Type out every line below exactly as it reads.

• [INFORMATION SUPPLIED]:

— Begin —

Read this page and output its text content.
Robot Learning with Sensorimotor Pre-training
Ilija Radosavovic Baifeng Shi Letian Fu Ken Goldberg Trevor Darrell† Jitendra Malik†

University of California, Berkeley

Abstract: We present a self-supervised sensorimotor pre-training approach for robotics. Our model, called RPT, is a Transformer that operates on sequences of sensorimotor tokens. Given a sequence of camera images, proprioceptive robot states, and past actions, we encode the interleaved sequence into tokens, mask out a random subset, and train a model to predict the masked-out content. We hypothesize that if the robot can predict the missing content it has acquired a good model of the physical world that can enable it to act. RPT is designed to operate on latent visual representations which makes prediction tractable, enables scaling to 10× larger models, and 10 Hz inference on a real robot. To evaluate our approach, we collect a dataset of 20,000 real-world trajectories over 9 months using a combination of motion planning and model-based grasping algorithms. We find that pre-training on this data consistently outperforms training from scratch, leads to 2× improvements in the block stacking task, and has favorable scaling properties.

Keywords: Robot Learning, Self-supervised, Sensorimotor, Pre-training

— End —

• [FULL SOLUTION]:
Read this page and output its text content.
Robot Learning with Sensorimotor Pre-training
Ilija Radosavovic Baifeng Shi Letian Fu Ken Goldberg Trevor Darrell† Jitendra Malik†

University of California, Berkeley

Abstract: We present a self-supervised sensorimotor pre-training approach for robotics. Our model, called RPT, is a Transformer that operates on sequences of sensorimotor tokens. Given a sequence of camera images, proprioceptive robot states, and past actions, we encode the interleaved sequence into tokens, mask out a random subset, and train a model to predict the masked-out content. We hypothesize that if the robot can predict the missing content it has acquired a good model of the physical world that can enable it to act. RPT is designed to operate on latent visual representations which makes prediction tractable, enables scaling to 10× larger models, and 10 Hz inference on a real robot. To evaluate our approach, we collect a dataset of 20,000 real-world trajectories over 9 months using a combination of motion planning and model-based grasping algorithms. We find that pre-training on this data consistently outperforms training from scratch, leads to 2× improvements in the block stacking task, and has favorable scaling properties.

Keywords: Robot Learning, Self-supervised, Sensorimotor, Pre-training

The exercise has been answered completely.